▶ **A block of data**

>> Start

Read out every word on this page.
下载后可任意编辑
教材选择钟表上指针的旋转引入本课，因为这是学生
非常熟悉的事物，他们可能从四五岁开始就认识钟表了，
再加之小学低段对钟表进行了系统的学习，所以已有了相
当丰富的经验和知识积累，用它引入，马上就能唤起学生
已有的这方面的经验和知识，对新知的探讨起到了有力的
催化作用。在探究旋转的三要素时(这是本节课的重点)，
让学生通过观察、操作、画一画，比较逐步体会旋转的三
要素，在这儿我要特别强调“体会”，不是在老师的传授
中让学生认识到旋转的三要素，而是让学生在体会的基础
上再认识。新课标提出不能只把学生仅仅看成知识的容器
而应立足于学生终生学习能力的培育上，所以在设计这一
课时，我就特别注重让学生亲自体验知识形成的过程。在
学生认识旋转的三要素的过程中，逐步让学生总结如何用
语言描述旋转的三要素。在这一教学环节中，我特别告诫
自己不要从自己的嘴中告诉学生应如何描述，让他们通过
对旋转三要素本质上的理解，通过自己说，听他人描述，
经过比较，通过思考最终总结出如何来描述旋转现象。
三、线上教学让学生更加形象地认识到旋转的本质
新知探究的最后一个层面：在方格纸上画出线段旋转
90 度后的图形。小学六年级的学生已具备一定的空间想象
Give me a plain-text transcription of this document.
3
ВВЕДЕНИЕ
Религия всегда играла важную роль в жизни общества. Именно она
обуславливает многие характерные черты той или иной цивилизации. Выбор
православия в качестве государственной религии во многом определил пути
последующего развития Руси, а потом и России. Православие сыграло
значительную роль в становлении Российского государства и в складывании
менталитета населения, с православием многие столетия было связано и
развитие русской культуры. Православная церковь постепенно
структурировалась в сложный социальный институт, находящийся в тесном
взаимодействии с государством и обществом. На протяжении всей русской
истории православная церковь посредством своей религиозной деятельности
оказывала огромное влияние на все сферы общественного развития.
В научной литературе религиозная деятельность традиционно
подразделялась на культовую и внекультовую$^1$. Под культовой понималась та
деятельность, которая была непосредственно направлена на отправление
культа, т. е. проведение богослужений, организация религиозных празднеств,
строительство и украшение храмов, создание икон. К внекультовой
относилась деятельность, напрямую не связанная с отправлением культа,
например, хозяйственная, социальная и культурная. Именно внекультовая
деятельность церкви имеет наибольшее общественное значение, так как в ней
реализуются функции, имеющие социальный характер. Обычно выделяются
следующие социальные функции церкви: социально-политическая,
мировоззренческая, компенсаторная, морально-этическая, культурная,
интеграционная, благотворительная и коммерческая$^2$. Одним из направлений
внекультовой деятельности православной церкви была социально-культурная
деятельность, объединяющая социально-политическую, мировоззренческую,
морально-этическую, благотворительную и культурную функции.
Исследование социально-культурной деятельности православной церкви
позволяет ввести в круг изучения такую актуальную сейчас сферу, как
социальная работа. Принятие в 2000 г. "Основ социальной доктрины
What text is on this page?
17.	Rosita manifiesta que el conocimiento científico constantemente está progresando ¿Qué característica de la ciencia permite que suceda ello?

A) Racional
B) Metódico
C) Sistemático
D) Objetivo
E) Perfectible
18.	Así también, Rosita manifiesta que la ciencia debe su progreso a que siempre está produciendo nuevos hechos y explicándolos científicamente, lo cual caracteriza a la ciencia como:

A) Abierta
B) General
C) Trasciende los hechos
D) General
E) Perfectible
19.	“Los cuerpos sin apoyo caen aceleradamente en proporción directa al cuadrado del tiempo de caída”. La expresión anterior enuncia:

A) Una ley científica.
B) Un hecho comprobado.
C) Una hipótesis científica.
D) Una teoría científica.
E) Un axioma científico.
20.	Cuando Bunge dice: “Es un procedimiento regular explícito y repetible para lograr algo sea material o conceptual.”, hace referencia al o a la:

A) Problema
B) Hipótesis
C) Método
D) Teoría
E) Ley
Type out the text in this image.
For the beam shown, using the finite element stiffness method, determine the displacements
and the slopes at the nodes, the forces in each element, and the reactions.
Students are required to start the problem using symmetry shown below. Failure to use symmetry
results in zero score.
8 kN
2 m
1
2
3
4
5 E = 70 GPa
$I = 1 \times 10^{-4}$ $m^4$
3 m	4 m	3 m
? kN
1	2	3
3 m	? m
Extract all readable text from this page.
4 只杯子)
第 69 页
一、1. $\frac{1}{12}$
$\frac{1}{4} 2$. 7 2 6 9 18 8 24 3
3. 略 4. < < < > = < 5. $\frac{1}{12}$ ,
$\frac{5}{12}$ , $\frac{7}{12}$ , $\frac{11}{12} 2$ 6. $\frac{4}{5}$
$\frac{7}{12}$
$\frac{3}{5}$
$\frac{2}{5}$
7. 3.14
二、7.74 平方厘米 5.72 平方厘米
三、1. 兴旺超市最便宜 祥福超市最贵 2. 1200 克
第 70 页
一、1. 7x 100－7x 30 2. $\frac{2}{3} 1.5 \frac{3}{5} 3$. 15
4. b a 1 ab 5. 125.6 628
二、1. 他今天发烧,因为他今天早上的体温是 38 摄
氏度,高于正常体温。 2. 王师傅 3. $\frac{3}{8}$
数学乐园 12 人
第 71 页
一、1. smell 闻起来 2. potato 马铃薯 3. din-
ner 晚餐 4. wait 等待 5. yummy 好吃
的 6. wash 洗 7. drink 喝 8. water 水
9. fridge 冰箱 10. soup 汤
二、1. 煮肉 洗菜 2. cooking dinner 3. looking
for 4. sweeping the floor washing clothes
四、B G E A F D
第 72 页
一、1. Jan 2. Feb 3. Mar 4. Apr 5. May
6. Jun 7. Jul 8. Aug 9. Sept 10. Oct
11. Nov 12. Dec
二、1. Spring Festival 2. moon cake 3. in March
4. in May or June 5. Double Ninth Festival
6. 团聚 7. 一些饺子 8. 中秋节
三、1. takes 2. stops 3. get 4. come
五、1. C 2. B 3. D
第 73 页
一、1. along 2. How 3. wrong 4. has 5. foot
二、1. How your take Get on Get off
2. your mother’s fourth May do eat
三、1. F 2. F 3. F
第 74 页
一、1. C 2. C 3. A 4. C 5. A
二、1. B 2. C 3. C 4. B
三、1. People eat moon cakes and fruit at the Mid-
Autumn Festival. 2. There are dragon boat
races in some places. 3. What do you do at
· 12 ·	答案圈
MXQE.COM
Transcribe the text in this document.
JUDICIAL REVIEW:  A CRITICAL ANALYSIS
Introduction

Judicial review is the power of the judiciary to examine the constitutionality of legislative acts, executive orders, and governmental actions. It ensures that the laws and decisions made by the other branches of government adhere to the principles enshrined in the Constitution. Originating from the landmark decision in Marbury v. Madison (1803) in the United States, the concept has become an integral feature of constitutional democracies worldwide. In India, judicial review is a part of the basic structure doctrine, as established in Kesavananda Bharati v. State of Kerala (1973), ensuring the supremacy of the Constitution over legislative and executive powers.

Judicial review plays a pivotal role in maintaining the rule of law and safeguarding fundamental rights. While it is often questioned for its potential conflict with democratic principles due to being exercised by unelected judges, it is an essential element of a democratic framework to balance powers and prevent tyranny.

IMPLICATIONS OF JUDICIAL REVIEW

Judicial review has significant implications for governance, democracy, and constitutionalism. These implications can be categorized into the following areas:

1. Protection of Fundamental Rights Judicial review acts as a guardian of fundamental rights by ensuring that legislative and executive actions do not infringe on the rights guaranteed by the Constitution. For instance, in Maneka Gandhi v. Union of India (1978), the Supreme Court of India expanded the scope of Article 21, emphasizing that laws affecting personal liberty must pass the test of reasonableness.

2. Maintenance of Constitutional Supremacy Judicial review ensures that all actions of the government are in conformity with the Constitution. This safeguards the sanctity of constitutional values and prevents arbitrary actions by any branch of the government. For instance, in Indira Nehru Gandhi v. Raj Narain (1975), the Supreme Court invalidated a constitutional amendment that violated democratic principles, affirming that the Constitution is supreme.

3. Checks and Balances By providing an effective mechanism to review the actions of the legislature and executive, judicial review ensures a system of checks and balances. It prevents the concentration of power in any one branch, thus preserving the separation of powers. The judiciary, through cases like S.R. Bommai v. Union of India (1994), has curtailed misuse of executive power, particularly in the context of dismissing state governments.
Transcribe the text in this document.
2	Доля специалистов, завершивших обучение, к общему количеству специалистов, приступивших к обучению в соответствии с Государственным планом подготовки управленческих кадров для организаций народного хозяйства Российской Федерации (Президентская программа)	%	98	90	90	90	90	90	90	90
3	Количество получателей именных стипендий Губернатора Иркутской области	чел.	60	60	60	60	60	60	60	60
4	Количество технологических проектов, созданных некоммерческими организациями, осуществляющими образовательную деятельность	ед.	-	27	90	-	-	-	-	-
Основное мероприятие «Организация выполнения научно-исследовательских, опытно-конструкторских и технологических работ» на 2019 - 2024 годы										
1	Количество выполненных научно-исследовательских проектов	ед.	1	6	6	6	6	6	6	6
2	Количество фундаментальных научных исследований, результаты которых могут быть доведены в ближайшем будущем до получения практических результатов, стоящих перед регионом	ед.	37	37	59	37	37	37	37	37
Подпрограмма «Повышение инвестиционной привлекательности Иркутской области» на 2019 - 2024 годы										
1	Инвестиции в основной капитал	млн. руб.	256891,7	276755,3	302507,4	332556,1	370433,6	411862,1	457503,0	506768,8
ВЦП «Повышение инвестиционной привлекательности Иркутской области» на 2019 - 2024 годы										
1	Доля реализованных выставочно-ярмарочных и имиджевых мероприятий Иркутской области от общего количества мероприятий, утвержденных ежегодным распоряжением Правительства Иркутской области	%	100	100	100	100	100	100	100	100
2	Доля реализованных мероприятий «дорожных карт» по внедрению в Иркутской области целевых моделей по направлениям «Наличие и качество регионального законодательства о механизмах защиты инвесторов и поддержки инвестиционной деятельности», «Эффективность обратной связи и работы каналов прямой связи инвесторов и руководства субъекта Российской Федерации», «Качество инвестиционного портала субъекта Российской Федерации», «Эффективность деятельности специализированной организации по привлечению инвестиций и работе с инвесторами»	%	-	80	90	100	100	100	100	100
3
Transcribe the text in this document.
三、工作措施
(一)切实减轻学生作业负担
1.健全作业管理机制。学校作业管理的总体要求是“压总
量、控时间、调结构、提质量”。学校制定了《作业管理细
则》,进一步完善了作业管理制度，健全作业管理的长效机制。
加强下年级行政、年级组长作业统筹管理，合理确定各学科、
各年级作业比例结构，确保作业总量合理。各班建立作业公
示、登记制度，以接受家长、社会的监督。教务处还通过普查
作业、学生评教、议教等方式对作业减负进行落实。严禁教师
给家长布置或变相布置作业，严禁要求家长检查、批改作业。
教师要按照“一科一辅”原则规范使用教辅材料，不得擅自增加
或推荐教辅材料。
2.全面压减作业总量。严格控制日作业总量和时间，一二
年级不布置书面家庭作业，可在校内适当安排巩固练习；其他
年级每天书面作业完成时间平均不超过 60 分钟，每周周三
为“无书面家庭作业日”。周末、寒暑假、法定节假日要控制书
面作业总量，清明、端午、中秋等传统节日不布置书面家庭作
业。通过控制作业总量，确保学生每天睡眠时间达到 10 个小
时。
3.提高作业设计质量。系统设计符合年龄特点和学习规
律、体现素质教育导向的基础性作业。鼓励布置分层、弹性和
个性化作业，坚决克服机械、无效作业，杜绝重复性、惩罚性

>> End

▶ **THE REQUEST**
Keep only those lines of the records that hold "деятельность", and return them.

▶ **RESULT BELOW**
В научной литературе религиозная деятельность традиционно
деятельность, которая была непосредственно направлена на отправление
относилась деятельность, напрямую не связанная с отправлением культа,
деятельность церкви имеет наибольшее общественное значение, так как в ней
деятельность, объединяющая социально-политическую, мировоззренческую,
4	Количество технологических проектов, созданных некоммерческими организациями, осуществляющими образовательную деятельность	ед.	-	27	90	-	-	-	-	-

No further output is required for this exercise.